#### [GIVEN TASK]
Write the listing out again, all of it, word for word.

#### [MATERIAL PROVIDED]
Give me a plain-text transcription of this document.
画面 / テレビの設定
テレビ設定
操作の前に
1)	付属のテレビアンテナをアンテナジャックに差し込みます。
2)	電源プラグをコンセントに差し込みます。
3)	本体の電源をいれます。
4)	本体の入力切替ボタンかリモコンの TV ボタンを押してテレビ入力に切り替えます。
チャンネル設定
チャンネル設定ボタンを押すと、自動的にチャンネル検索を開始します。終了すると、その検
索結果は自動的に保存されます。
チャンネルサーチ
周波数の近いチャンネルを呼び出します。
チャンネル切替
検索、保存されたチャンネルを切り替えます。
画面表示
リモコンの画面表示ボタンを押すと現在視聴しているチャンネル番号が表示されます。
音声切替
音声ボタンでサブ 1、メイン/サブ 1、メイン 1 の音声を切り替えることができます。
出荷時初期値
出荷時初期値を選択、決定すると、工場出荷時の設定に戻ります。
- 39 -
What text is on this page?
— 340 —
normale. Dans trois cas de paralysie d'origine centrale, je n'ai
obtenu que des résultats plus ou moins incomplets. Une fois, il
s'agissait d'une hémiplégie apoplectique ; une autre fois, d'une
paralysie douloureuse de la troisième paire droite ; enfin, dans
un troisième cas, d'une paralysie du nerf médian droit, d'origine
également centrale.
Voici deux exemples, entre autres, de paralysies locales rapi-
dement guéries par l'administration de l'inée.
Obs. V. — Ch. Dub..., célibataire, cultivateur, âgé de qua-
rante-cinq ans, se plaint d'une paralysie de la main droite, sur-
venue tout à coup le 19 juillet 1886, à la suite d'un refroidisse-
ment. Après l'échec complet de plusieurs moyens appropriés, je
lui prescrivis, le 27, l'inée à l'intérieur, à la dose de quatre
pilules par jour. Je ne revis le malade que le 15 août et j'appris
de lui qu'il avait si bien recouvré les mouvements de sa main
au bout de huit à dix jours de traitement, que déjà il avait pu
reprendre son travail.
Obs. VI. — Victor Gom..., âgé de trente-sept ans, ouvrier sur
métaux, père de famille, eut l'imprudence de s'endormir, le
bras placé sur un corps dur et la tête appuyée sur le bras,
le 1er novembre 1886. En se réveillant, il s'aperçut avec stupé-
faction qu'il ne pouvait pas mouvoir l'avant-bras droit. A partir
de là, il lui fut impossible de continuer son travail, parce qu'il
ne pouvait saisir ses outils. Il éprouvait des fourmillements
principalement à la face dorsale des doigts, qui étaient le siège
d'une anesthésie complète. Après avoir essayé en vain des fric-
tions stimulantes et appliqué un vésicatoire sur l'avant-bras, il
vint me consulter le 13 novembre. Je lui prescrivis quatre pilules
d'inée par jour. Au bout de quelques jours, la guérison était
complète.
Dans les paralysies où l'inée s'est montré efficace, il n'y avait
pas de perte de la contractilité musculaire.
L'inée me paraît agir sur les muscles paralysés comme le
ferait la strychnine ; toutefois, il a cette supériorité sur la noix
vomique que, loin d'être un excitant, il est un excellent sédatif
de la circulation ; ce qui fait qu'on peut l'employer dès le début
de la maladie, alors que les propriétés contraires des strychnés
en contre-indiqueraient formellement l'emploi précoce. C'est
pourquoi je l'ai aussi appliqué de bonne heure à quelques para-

#### [EXERCISE RESPONSE]
Give me a plain-text transcription of this document.
画面 / テレビの設定
テレビ設定
操作の前に
1)	付属のテレビアンテナをアンテナジャックに差し込みます。
2)	電源プラグをコンセントに差し込みます。
3)	本体の電源をいれます。
4)	本体の入力切替ボタンかリモコンの TV ボタンを押してテレビ入力に切り替えます。
チャンネル設定
チャンネル設定ボタンを押すと、自動的にチャンネル検索を開始します。終了すると、その検
索結果は自動的に保存されます。
チャンネルサーチ
周波数の近いチャンネルを呼び出します。
チャンネル切替
検索、保存されたチャンネルを切り替えます。
画面表示
リモコンの画面表示ボタンを押すと現在視聴しているチャンネル番号が表示されます。
音声切替
音声ボタンでサブ 1、メイン/サブ 1、メイン 1 の音声を切り替えることができます。
出荷時初期値
出荷時初期値を選択、決定すると、工場出荷時の設定に戻ります。
- 39 -
What text is on this page?
— 340 —
normale. Dans trois cas de paralysie d'origine centrale, je n'ai
obtenu que des résultats plus ou moins incomplets. Une fois, il
s'agissait d'une hémiplégie apoplectique ; une autre fois, d'une
paralysie douloureuse de la troisième paire droite ; enfin, dans
un troisième cas, d'une paralysie du nerf médian droit, d'origine
également centrale.
Voici deux exemples, entre autres, de paralysies locales rapi-
dement guéries par l'administration de l'inée.
Obs. V. — Ch. Dub..., célibataire, cultivateur, âgé de qua-
rante-cinq ans, se plaint d'une paralysie de la main droite, sur-
venue tout à coup le 19 juillet 1886, à la suite d'un refroidisse-
ment. Après l'échec complet de plusieurs moyens appropriés, je
lui prescrivis, le 27, l'inée à l'intérieur, à la dose de quatre
pilules par jour. Je ne revis le malade que le 15 août et j'appris
de lui qu'il avait si bien recouvré les mouvements de sa main
au bout de huit à dix jours de traitement, que déjà il avait pu
reprendre son travail.
Obs. VI. — Victor Gom..., âgé de trente-sept ans, ouvrier sur
métaux, père de famille, eut l'imprudence de s'endormir, le
bras placé sur un corps dur et la tête appuyée sur le bras,
le 1er novembre 1886. En se réveillant, il s'aperçut avec stupé-
faction qu'il ne pouvait pas mouvoir l'avant-bras droit. A partir
de là, il lui fut impossible de continuer son travail, parce qu'il
ne pouvait saisir ses outils. Il éprouvait des fourmillements
principalement à la face dorsale des doigts, qui étaient le siège
d'une anesthésie complète. Après avoir essayé en vain des fric-
tions stimulantes et appliqué un vésicatoire sur l'avant-bras, il
vint me consulter le 13 novembre. Je lui prescrivis quatre pilules
d'inée par jour. Au bout de quelques jours, la guérison était
complète.
Dans les paralysies où l'inée s'est montré efficace, il n'y avait
pas de perte de la contractilité musculaire.
L'inée me paraît agir sur les muscles paralysés comme le
ferait la strychnine ; toutefois, il a cette supériorité sur la noix
vomique que, loin d'être un excitant, il est un excellent sédatif
de la circulation ; ce qui fait qu'on peut l'employer dès le début
de la maladie, alors que les propriétés contraires des strychnés
en contre-indiqueraient formellement l'emploi précoce. C'est
pourquoi je l'ai aussi appliqué de bonne heure à quelques para-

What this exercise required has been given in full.